* **DESCRIPTION OF THE TASK**: Copy every line from the records below that holds the word "JSON".

--------------------

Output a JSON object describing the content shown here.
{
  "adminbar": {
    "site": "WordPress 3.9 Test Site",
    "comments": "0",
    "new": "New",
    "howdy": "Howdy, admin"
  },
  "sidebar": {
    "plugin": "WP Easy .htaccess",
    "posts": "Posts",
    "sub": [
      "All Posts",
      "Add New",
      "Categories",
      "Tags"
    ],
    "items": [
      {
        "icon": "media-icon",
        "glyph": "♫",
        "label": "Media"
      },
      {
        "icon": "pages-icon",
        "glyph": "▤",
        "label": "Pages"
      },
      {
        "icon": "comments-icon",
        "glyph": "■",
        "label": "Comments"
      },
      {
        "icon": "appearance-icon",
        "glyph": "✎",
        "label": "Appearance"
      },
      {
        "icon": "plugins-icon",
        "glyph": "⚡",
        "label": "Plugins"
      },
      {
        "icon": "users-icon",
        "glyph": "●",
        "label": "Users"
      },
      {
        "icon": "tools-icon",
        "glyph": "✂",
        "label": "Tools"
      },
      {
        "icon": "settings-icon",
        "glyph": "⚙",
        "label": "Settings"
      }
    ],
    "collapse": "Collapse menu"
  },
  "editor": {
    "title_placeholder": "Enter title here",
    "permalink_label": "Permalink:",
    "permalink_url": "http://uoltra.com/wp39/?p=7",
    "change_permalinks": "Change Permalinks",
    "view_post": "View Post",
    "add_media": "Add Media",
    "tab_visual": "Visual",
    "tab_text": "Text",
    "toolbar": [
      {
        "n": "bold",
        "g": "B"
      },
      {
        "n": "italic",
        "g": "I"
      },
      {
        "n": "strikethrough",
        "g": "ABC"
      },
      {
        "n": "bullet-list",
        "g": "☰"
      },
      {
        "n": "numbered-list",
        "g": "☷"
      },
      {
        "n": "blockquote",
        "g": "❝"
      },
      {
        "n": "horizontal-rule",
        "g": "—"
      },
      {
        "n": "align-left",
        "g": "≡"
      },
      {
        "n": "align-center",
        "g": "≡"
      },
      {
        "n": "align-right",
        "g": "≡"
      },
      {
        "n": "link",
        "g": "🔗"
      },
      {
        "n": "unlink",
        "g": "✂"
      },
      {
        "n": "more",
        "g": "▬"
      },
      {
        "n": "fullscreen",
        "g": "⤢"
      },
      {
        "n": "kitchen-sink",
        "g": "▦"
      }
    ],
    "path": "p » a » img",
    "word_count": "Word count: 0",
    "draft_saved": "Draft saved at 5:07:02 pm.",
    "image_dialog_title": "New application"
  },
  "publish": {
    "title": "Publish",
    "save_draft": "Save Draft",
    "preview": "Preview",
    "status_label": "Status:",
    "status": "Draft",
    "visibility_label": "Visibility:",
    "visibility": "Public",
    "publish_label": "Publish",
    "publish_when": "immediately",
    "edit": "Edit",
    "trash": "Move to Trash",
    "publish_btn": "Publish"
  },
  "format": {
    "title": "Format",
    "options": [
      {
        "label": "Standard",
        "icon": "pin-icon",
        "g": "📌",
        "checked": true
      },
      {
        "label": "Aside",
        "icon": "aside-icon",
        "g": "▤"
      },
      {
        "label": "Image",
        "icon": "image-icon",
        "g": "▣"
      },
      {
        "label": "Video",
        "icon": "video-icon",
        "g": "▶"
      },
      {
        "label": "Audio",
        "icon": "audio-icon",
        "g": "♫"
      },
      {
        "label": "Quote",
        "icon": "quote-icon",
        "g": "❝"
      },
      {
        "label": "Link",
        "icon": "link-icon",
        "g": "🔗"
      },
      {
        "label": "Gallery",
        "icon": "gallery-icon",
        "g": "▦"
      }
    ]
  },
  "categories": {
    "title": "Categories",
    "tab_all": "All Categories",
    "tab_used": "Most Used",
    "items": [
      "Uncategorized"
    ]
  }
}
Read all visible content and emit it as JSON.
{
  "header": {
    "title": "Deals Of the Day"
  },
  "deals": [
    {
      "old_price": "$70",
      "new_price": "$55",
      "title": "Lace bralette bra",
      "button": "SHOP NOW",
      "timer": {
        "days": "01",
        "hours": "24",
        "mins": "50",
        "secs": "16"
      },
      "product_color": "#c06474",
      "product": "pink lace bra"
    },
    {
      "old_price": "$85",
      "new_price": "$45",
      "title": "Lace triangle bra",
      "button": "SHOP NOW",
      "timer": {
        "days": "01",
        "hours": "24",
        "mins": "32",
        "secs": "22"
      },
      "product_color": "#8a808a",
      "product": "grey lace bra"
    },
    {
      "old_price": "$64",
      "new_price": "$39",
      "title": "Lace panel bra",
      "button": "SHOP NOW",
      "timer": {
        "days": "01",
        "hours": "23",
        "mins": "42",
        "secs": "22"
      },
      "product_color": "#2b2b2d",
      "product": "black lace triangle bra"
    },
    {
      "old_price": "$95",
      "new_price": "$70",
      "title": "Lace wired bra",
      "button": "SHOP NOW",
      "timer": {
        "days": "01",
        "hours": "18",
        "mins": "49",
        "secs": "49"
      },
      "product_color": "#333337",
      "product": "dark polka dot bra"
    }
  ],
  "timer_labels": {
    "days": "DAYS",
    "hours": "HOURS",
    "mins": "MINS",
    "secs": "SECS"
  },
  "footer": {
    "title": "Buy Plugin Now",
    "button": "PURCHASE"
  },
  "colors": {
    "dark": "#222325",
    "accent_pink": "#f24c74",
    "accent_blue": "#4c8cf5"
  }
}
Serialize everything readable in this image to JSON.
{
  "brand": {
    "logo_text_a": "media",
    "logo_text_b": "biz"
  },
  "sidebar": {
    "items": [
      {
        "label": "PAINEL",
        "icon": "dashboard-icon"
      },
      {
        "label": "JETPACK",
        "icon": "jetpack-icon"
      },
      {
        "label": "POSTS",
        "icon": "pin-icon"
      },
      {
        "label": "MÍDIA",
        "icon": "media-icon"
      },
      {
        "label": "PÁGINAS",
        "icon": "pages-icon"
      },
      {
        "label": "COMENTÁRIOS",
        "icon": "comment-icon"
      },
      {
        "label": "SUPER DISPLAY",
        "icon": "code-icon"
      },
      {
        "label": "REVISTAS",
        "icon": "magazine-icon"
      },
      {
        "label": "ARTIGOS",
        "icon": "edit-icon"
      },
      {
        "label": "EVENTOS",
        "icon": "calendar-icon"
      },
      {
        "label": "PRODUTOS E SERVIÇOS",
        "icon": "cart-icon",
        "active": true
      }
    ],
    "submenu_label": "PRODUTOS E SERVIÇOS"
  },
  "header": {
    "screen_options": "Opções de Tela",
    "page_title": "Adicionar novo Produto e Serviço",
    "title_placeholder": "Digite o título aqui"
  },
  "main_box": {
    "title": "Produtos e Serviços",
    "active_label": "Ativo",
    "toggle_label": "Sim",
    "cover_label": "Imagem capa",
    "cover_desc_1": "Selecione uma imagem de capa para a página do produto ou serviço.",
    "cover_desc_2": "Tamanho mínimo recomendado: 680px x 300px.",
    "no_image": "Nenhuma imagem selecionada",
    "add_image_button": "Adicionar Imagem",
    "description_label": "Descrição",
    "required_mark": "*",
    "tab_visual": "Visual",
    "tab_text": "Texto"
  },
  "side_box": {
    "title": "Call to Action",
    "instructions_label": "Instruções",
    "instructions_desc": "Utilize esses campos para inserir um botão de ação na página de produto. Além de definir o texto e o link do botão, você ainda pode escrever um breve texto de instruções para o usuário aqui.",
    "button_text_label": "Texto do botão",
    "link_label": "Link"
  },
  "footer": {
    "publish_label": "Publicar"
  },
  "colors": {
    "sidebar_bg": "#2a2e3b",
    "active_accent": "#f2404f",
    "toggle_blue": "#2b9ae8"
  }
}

--------------------

* **ANSWER**:
Output a JSON object describing the content shown here.
Read all visible content and emit it as JSON.
Serialize everything readable in this image to JSON.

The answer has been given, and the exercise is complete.